Would you set down every entry shown below, precisely as written?

###

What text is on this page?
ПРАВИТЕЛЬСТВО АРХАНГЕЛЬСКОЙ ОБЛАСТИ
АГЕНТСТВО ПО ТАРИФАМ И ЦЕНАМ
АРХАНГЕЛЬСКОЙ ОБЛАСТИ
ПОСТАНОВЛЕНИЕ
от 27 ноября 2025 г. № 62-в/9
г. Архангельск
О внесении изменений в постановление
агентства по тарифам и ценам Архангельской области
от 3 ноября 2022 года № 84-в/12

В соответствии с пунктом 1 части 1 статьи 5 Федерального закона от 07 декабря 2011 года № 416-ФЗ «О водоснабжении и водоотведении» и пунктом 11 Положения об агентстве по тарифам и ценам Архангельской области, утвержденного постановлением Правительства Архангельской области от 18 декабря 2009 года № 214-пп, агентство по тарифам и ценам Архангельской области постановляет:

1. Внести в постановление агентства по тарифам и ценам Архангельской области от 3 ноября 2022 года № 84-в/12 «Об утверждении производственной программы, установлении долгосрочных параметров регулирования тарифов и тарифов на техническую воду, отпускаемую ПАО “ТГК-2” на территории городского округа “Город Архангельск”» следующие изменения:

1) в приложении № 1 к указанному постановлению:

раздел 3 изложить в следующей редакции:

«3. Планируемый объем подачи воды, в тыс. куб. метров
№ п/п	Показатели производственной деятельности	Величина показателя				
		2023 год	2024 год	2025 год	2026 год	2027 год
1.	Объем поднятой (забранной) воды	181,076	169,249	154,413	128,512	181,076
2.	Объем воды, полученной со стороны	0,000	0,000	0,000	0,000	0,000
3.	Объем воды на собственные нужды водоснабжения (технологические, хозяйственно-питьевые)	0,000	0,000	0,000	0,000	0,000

###

◆ **SOLUTION FOR THIS EXERCISE**:
What text is on this page?
ПРАВИТЕЛЬСТВО АРХАНГЕЛЬСКОЙ ОБЛАСТИ
АГЕНТСТВО ПО ТАРИФАМ И ЦЕНАМ
АРХАНГЕЛЬСКОЙ ОБЛАСТИ
ПОСТАНОВЛЕНИЕ
от 27 ноября 2025 г. № 62-в/9
г. Архангельск
О внесении изменений в постановление
агентства по тарифам и ценам Архангельской области
от 3 ноября 2022 года № 84-в/12

В соответствии с пунктом 1 части 1 статьи 5 Федерального закона от 07 декабря 2011 года № 416-ФЗ «О водоснабжении и водоотведении» и пунктом 11 Положения об агентстве по тарифам и ценам Архангельской области, утвержденного постановлением Правительства Архангельской области от 18 декабря 2009 года № 214-пп, агентство по тарифам и ценам Архангельской области постановляет:

1. Внести в постановление агентства по тарифам и ценам Архангельской области от 3 ноября 2022 года № 84-в/12 «Об утверждении производственной программы, установлении долгосрочных параметров регулирования тарифов и тарифов на техническую воду, отпускаемую ПАО “ТГК-2” на территории городского округа “Город Архангельск”» следующие изменения:

1) в приложении № 1 к указанному постановлению:

раздел 3 изложить в следующей редакции:

«3. Планируемый объем подачи воды, в тыс. куб. метров
№ п/п	Показатели производственной деятельности	Величина показателя				
		2023 год	2024 год	2025 год	2026 год	2027 год
1.	Объем поднятой (забранной) воды	181,076	169,249	154,413	128,512	181,076
2.	Объем воды, полученной со стороны	0,000	0,000	0,000	0,000	0,000
3.	Объем воды на собственные нужды водоснабжения (технологические, хозяйственно-питьевые)	0,000	0,000	0,000	0,000	0,000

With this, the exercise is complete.